- Texto base -

# # #

Consumidores relatam descontos mantidos mesmo após solicitação formal de encerramento do cartão junto ao banco.
Cancelar um cartão de crédito deveria significar o fim de qualquer cobrança relacionada àquele produto, mas não é raro que o consumidor continue recebendo lançamentos de anuidade em faturas posteriores, ou que a cobrança apareça de forma parcelada mesmo após o pedido de encerramento ter sido formalizado junto ao banco ou à administradora do cartão. Essa situação gera prejuízo direto ao consumidor e levanta dúvidas sobre os limites da cobrança de tarifas relacionadas a um serviço que ele já não utiliza mais.
O tema integra os assuntos de Direito do Consumidor acompanhados pelo advogado Pedro Francisco Guimarães Solino, sócio do escritório Solino e Oliveira Advogados Associados, cuja atuação abrange cobranças questionadas, tarifas bancárias e situações envolvendo falha na prestação de serviços por instituições financeiras.
O que a cobrança de anuidade deve refletir
A anuidade do cartão de crédito remunera o serviço de disponibilização do produto ao consumidor, incluindo a estrutura de processamento de transações, benefícios eventualmente atrelados ao cartão e o próprio limite de crédito colocado à disposição do cliente. Enquanto o cartão está ativo e o contrato vigente, a cobrança da anuidade, no valor e na periodicidade informados no momento da contratação, é considerada regular.
O problema surge quando o consumidor solicita o cancelamento do cartão, seja por não utilizá-lo mais, seja por discordar de reajustes no valor da anuidade, e a instituição financeira continua lançando cobranças em faturas subsequentes, muitas vezes sob a alegação de que o valor se refere a um período anterior ao cancelamento ou a um parcelamento da anuidade anual já contratado.
Quando a cobrança após o cancelamento se torna indevida
A cobrança de anuidade referente a período anterior ao cancelamento, desde que o cartão tenha sido efetivamente utilizado naquele intervalo, tende a ser considerada regular, já que corresponde a um serviço já prestado. A situação muda quando o banco continua lançando parcelas de anuidade referentes a períodos posteriores à data do cancelamento, quando o cartão já não está mais disponível para uso pelo consumidor.

# # #

- Dados fornecidos -
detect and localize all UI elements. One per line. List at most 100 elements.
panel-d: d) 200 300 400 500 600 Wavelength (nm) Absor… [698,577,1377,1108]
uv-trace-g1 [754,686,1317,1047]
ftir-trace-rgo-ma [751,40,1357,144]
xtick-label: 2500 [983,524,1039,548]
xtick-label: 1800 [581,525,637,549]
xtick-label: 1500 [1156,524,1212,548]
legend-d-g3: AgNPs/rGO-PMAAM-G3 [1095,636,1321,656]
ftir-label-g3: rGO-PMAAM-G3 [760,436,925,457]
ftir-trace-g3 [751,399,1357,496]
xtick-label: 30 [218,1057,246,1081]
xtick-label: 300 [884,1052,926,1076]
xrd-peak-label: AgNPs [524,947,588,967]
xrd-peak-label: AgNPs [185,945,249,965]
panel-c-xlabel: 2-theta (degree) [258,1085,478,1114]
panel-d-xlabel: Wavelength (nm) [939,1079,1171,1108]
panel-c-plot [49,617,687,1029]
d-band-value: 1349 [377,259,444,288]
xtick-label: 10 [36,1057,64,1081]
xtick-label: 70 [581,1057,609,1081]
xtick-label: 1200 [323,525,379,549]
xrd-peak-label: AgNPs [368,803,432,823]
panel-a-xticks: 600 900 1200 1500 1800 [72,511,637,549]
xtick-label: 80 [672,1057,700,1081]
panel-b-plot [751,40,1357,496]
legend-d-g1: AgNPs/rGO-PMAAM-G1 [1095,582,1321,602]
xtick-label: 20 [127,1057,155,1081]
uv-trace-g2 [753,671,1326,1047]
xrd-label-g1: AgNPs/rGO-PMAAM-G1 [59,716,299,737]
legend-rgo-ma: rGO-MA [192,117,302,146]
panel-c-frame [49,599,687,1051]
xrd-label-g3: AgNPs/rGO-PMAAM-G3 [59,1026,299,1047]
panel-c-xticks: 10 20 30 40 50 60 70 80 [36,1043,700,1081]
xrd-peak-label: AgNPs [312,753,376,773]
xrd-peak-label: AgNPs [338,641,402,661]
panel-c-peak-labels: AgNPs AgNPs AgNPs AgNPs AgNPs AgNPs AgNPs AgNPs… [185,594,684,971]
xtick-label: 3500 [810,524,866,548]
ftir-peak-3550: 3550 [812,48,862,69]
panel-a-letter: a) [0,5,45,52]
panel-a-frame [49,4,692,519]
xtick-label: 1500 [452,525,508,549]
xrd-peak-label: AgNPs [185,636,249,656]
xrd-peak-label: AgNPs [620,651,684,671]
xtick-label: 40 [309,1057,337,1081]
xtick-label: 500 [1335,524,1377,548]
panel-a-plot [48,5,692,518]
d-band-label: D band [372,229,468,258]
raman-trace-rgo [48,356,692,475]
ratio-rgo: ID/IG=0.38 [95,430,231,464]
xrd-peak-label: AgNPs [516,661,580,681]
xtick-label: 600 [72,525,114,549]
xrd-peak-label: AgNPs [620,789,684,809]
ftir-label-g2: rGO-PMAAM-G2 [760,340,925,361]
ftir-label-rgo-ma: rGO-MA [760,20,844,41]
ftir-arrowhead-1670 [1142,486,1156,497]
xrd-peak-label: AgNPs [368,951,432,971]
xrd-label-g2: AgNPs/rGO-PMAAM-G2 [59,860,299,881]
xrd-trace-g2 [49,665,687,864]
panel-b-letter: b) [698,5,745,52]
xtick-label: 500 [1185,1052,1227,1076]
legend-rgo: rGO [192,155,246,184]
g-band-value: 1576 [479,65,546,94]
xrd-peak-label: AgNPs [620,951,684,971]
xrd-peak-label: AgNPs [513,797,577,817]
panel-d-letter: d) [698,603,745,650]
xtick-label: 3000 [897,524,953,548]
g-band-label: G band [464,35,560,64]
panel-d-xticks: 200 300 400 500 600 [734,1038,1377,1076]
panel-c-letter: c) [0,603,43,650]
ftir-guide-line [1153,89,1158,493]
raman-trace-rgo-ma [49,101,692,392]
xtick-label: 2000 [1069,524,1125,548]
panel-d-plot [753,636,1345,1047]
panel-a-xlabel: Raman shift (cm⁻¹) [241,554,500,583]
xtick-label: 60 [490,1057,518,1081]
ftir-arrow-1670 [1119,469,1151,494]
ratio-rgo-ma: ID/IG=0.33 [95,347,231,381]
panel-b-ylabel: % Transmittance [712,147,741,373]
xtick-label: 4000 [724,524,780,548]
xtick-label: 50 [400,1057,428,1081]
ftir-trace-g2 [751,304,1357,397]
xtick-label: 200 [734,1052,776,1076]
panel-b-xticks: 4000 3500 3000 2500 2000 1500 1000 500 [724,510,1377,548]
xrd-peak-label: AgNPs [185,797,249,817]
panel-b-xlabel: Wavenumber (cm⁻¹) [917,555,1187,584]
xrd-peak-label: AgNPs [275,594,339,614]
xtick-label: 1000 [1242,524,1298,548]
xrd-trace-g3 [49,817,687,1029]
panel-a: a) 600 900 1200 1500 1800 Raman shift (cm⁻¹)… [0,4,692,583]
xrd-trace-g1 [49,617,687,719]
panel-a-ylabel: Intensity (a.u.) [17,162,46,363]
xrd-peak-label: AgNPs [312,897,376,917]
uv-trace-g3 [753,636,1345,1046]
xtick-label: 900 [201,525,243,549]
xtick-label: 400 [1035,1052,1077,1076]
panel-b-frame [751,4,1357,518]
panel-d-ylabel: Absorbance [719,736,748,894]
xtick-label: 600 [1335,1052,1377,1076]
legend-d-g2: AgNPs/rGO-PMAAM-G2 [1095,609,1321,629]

# # #

- Tarefas a realizar -
(a) Liste todos os elementos que, segundo o texto sobre anuidade de cartão de crédito, estão incluídos no serviço remunerado pela anuidade.
(b) Reproduza fielmente o trecho do texto sobre anuidade de cartão de crédito que vai de "Cancelar um cartão" até "não utiliza mais.".

- Respostas por tarefa -
(a)
- a estrutura de processamento de transações
- benefícios eventualmente atrelados ao cartão
- o próprio limite de crédito colocado à disposição do cliente

(b)
Cancelar um cartão de crédito deveria significar o fim de qualquer cobrança relacionada àquele produto, mas não é raro que o consumidor continue recebendo lançamentos de anuidade em faturas posteriores, ou que a cobrança apareça de forma parcelada mesmo após o pedido de encerramento ter sido formalizado junto ao banco ou à administradora do cartão. Essa situação gera prejuízo direto ao consumidor e levanta dúvidas sobre os limites da cobrança de tarifas relacionadas a um serviço que ele já não utiliza mais.